→ Supplied information
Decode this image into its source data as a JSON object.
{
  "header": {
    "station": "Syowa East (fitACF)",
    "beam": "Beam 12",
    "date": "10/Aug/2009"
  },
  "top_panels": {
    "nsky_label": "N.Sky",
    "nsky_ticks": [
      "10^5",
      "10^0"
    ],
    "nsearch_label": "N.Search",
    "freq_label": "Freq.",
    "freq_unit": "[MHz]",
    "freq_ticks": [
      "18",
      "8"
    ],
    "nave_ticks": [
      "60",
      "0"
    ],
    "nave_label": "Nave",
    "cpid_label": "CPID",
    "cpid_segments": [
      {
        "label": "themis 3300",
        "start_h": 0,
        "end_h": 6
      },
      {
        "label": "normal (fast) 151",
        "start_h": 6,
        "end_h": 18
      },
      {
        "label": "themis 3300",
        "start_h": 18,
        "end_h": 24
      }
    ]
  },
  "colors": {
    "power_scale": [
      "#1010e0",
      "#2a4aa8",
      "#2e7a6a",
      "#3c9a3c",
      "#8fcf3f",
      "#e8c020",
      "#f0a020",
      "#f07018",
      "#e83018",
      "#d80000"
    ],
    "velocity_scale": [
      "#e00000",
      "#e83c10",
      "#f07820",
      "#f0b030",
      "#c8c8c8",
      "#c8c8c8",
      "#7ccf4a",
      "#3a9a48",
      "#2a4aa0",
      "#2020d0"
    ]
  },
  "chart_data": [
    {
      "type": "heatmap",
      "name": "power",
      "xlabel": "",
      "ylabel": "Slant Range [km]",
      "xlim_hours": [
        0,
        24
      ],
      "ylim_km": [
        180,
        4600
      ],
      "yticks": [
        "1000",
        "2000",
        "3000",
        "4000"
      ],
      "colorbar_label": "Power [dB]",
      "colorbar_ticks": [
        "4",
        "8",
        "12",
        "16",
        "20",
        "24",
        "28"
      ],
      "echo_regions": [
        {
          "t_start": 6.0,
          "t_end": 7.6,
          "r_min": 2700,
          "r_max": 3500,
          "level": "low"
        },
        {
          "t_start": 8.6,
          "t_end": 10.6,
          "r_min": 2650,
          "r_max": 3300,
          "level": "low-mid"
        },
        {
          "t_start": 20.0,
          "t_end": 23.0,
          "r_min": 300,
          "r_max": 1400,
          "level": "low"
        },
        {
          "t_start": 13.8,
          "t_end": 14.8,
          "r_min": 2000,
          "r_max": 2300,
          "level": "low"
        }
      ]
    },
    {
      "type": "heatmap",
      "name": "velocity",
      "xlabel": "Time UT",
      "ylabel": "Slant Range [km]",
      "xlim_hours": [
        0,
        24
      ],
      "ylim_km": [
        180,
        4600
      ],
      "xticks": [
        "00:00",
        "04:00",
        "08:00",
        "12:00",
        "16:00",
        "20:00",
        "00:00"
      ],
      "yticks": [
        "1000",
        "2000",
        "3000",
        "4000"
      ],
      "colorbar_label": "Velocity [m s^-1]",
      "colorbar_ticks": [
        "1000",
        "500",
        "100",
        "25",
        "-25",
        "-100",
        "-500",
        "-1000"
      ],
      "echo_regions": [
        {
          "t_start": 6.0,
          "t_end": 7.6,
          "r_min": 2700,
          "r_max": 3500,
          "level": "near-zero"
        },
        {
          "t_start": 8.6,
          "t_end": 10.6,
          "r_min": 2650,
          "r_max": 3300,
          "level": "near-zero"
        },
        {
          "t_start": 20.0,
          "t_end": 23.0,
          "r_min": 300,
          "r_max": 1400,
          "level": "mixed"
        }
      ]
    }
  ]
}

→ Goal
Reproduce the full listing above, character for character.

→ Solution for this task
Decode this image into its source data as a JSON object.
{
  "header": {
    "station": "Syowa East (fitACF)",
    "beam": "Beam 12",
    "date": "10/Aug/2009"
  },
  "top_panels": {
    "nsky_label": "N.Sky",
    "nsky_ticks": [
      "10^5",
      "10^0"
    ],
    "nsearch_label": "N.Search",
    "freq_label": "Freq.",
    "freq_unit": "[MHz]",
    "freq_ticks": [
      "18",
      "8"
    ],
    "nave_ticks": [
      "60",
      "0"
    ],
    "nave_label": "Nave",
    "cpid_label": "CPID",
    "cpid_segments": [
      {
        "label": "themis 3300",
        "start_h": 0,
        "end_h": 6
      },
      {
        "label": "normal (fast) 151",
        "start_h": 6,
        "end_h": 18
      },
      {
        "label": "themis 3300",
        "start_h": 18,
        "end_h": 24
      }
    ]
  },
  "colors": {
    "power_scale": [
      "#1010e0",
      "#2a4aa8",
      "#2e7a6a",
      "#3c9a3c",
      "#8fcf3f",
      "#e8c020",
      "#f0a020",
      "#f07018",
      "#e83018",
      "#d80000"
    ],
    "velocity_scale": [
      "#e00000",
      "#e83c10",
      "#f07820",
      "#f0b030",
      "#c8c8c8",
      "#c8c8c8",
      "#7ccf4a",
      "#3a9a48",
      "#2a4aa0",
      "#2020d0"
    ]
  },
  "chart_data": [
    {
      "type": "heatmap",
      "name": "power",
      "xlabel": "",
      "ylabel": "Slant Range [km]",
      "xlim_hours": [
        0,
        24
      ],
      "ylim_km": [
        180,
        4600
      ],
      "yticks": [
        "1000",
        "2000",
        "3000",
        "4000"
      ],
      "colorbar_label": "Power [dB]",
      "colorbar_ticks": [
        "4",
        "8",
        "12",
        "16",
        "20",
        "24",
        "28"
      ],
      "echo_regions": [
        {
          "t_start": 6.0,
          "t_end": 7.6,
          "r_min": 2700,
          "r_max": 3500,
          "level": "low"
        },
        {
          "t_start": 8.6,
          "t_end": 10.6,
          "r_min": 2650,
          "r_max": 3300,
          "level": "low-mid"
        },
        {
          "t_start": 20.0,
          "t_end": 23.0,
          "r_min": 300,
          "r_max": 1400,
          "level": "low"
        },
        {
          "t_start": 13.8,
          "t_end": 14.8,
          "r_min": 2000,
          "r_max": 2300,
          "level": "low"
        }
      ]
    },
    {
      "type": "heatmap",
      "name": "velocity",
      "xlabel": "Time UT",
      "ylabel": "Slant Range [km]",
      "xlim_hours": [
        0,
        24
      ],
      "ylim_km": [
        180,
        4600
      ],
      "xticks": [
        "00:00",
        "04:00",
        "08:00",
        "12:00",
        "16:00",
        "20:00",
        "00:00"
      ],
      "yticks": [
        "1000",
        "2000",
        "3000",
        "4000"
      ],
      "colorbar_label": "Velocity [m s^-1]",
      "colorbar_ticks": [
        "1000",
        "500",
        "100",
        "25",
        "-25",
        "-100",
        "-500",
        "-1000"
      ],
      "echo_regions": [
        {
          "t_start": 6.0,
          "t_end": 7.6,
          "r_min": 2700,
          "r_max": 3500,
          "level": "near-zero"
        },
        {
          "t_start": 8.6,
          "t_end": 10.6,
          "r_min": 2650,
          "r_max": 3300,
          "level": "near-zero"
        },
        {
          "t_start": 20.0,
          "t_end": 23.0,
          "r_min": 300,
          "r_max": 1400,
          "level": "mixed"
        }
      ]
    }
  ]
}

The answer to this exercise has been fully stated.